*What this task involves*:
Reproduce the records below in full and without edits, omitting images.

*Available data*:
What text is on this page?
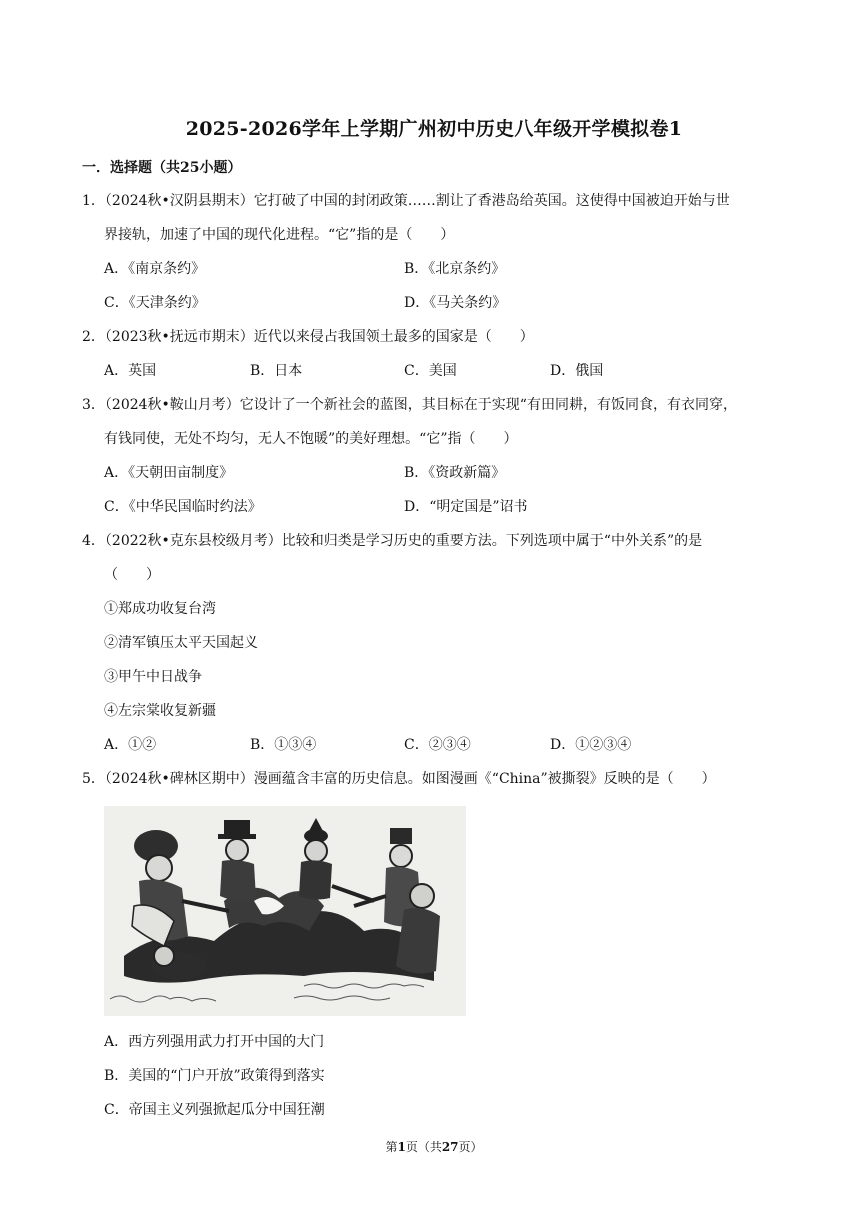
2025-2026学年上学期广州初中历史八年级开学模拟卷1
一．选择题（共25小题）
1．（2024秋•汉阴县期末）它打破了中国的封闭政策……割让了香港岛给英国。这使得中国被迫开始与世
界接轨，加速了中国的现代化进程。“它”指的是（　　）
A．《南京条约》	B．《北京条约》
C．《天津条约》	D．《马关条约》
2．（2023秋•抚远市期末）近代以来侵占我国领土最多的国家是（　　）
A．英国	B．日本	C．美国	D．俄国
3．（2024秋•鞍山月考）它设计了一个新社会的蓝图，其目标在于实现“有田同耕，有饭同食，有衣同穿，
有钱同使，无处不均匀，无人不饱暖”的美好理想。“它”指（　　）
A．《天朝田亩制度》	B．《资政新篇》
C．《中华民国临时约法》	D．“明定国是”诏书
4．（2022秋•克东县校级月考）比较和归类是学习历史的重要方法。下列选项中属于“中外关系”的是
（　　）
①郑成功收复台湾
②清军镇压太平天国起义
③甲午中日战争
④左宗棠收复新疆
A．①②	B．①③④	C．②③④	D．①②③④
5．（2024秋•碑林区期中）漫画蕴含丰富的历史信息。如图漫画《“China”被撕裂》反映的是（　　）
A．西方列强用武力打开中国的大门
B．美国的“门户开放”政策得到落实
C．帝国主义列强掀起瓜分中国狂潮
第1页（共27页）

*Exercise output*:
What text is on this page?
2025-2026学年上学期广州初中历史八年级开学模拟卷1
一．选择题（共25小题）
1．（2024秋•汉阴县期末）它打破了中国的封闭政策……割让了香港岛给英国。这使得中国被迫开始与世
界接轨，加速了中国的现代化进程。“它”指的是（　　）
A．《南京条约》	B．《北京条约》
C．《天津条约》	D．《马关条约》
2．（2023秋•抚远市期末）近代以来侵占我国领土最多的国家是（　　）
A．英国	B．日本	C．美国	D．俄国
3．（2024秋•鞍山月考）它设计了一个新社会的蓝图，其目标在于实现“有田同耕，有饭同食，有衣同穿，
有钱同使，无处不均匀，无人不饱暖”的美好理想。“它”指（　　）
A．《天朝田亩制度》	B．《资政新篇》
C．《中华民国临时约法》	D．“明定国是”诏书
4．（2022秋•克东县校级月考）比较和归类是学习历史的重要方法。下列选项中属于“中外关系”的是
（　　）
①郑成功收复台湾
②清军镇压太平天国起义
③甲午中日战争
④左宗棠收复新疆
A．①②	B．①③④	C．②③④	D．①②③④
5．（2024秋•碑林区期中）漫画蕴含丰富的历史信息。如图漫画《“China”被撕裂》反映的是（　　）
A．西方列强用武力打开中国的大门
B．美国的“门户开放”政策得到落实
C．帝国主义列强掀起瓜分中国狂潮
第1页（共27页）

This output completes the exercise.